Quote, without change, all of the lines that follow.

→ RECORDED INFORMATION:
***

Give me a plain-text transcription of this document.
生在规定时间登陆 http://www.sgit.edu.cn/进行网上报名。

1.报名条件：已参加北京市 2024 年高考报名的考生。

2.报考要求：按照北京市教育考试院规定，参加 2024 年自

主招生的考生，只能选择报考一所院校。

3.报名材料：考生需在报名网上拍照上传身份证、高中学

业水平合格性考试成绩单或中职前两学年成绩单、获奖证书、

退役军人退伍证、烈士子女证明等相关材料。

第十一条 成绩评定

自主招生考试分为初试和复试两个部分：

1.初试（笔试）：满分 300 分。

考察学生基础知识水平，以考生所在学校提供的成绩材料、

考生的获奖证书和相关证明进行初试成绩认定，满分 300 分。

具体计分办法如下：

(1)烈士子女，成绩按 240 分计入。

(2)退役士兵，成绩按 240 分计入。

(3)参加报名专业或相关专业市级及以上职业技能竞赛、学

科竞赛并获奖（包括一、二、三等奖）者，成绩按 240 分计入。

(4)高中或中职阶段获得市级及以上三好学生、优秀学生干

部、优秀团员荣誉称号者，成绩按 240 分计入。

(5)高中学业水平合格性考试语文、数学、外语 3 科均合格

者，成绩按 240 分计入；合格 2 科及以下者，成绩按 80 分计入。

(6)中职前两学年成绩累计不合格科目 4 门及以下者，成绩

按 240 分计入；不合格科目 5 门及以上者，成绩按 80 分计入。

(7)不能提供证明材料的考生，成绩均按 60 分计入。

***

→ ANSWER BELOW:
Give me a plain-text transcription of this document.
生在规定时间登陆 http://www.sgit.edu.cn/进行网上报名。

1.报名条件：已参加北京市 2024 年高考报名的考生。

2.报考要求：按照北京市教育考试院规定，参加 2024 年自

主招生的考生，只能选择报考一所院校。

3.报名材料：考生需在报名网上拍照上传身份证、高中学

业水平合格性考试成绩单或中职前两学年成绩单、获奖证书、

退役军人退伍证、烈士子女证明等相关材料。

第十一条 成绩评定

自主招生考试分为初试和复试两个部分：

1.初试（笔试）：满分 300 分。

考察学生基础知识水平，以考生所在学校提供的成绩材料、

考生的获奖证书和相关证明进行初试成绩认定，满分 300 分。

具体计分办法如下：

(1)烈士子女，成绩按 240 分计入。

(2)退役士兵，成绩按 240 分计入。

(3)参加报名专业或相关专业市级及以上职业技能竞赛、学

科竞赛并获奖（包括一、二、三等奖）者，成绩按 240 分计入。

(4)高中或中职阶段获得市级及以上三好学生、优秀学生干

部、优秀团员荣誉称号者，成绩按 240 分计入。

(5)高中学业水平合格性考试语文、数学、外语 3 科均合格

者，成绩按 240 分计入；合格 2 科及以下者，成绩按 80 分计入。

(6)中职前两学年成绩累计不合格科目 4 门及以下者，成绩

按 240 分计入；不合格科目 5 门及以上者，成绩按 80 分计入。

(7)不能提供证明材料的考生，成绩均按 60 分计入。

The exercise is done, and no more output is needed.